● Page extract
___

However, some people with recurring depression find that a
slightly different approach is helpful to maintain the benefits in
the long-term. A modified type of CBT called mindfulness-based CBT
(mCBT) is proving effective in preventing relapse. It is also
increasingly used in individuals with chronic physical health
problems where its techniques seem particularly appropriate.
mCBT is becoming more widely available and it is worth
discussion with your therapist whether it is an option.
In relation to your last question, depression in Parkinson's is
certainly common but it is not inevitable or endemic.
anonymous: I have experienced depression with
Parkinson's for a few years. I have also experienced some
difficulties thinking clearly. Can you comment on the likelihood of
clouded thinking being caused by depression, by Parkinson's or by
medication (Sinemet Plus and ropinirole)?
Richard: Depression is a very complex condition. Apart from the
obvious changes to mood, reduced motivation and less ability to
enjoy things, it can affect a person's sleep and appetite, cause
fatigue and even pain. Problems with concentration and memory are
also classic features of depression.
If the thinking problems started at the same time as other
depression symptoms it is likely that they are part of the
depression itself, or the depression is making mild problems
worse.
However, as you indicate from your question, problems with
thinking clearly might be a symptom of your Parkinson's or made
worse by your medication. Being on too low a dose of medication can
affect your thinking, but too high a dose can make it worse as
well.
The best place to start is to make sure that you are getting the
best possible treatment for your depression, whether from
medication, CBT or both. Talk to your consultant or GP to review
your current treatment and see what else is available.
If your thinking problems persist even if your depression
improves, you should talk to your consultant. He or she may arrange
for you to have some tests before deciding whether any adjustment
in your medication is needed, or additional treatment
justified.
anonymous: Are there any special considerations when
treating depression alongside Parkinson's or are the same
treatments equally valid?
Richard: Some types of the older antidepressants are not advised
for use in Parkinson's or for people with other physical health
problems. This can be because of the risk of an interaction with
the Parkinson's medication or other adverse side effects and health
risks.
However, most of the common modern antidepressants used today
for treating depression can be used for depression in Parkinson's.
They are generally felt to be safe and do not make the Parkinson's
worse. Your consultant or GP should know what to advise.

___

● Data supplied

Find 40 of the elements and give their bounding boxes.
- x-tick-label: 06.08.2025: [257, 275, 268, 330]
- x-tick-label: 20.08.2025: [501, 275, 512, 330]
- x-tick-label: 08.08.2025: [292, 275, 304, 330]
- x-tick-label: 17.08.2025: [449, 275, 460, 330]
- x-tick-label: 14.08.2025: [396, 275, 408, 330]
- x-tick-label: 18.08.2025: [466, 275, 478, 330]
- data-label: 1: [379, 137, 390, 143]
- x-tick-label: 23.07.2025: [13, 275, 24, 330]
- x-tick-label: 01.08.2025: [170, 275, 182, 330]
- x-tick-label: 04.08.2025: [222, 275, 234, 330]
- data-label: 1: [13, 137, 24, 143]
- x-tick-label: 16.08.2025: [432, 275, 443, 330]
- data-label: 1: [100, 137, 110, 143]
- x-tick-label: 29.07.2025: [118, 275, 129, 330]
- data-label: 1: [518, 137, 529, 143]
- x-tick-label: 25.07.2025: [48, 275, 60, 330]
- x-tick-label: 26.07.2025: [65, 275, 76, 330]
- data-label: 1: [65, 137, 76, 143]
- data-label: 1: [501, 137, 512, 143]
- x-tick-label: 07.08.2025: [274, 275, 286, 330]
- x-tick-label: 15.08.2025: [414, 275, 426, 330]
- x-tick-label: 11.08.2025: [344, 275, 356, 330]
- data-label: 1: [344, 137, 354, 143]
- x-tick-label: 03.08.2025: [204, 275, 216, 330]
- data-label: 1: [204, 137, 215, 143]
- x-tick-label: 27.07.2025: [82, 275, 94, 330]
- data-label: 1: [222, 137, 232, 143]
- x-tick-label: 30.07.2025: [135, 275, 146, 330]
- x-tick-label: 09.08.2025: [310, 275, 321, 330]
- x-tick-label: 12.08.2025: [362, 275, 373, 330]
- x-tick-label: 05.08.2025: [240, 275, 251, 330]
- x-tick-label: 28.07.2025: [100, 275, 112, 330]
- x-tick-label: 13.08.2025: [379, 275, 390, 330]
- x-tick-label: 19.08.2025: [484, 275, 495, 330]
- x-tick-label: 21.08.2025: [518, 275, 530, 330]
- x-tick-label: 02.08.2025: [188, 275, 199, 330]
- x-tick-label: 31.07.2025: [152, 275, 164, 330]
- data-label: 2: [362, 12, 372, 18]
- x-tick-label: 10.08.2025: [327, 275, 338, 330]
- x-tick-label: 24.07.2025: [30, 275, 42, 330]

___

● Parts of the exercise
[1] Using the text on depression in Parkinson's, decide whether each statement agrees with it. Answer yes or no and quote the exact words that settle it. (a) Mindfulness-based CBT is increasingly used with people who have chronic physical health problems. (b) Only too high a dose of medication can affect thinking. (c) Most common modern antidepressants make Parkinson's worse.
[2] In the text on depression in Parkinson's, which two medications does the anonymous questioner name?
[3] Turn the paragraph of the text on depression in Parkinson's that begins "Depression is a very complex condition" into a short list, keeping its main facts.
The lines have nothing to do with the text on depression in Parkinson's.

● Answer section
[1]
(a) Yes: "It is also increasingly used in individuals with chronic physical health problems"
(b) No: "Being on too low a dose of medication can affect your thinking, but too high a dose can make it worse as well."
(c) No: "They are generally felt to be safe and do not make the Parkinson's worse."

[2] Sinemet Plus and ropinirole.

[3]
Depression is a very complex condition that can bring:
- changes to mood
- reduced motivation
- less ability to enjoy things
- effects on sleep and appetite
- fatigue and even pain
- problems with concentration and memory, which are classic features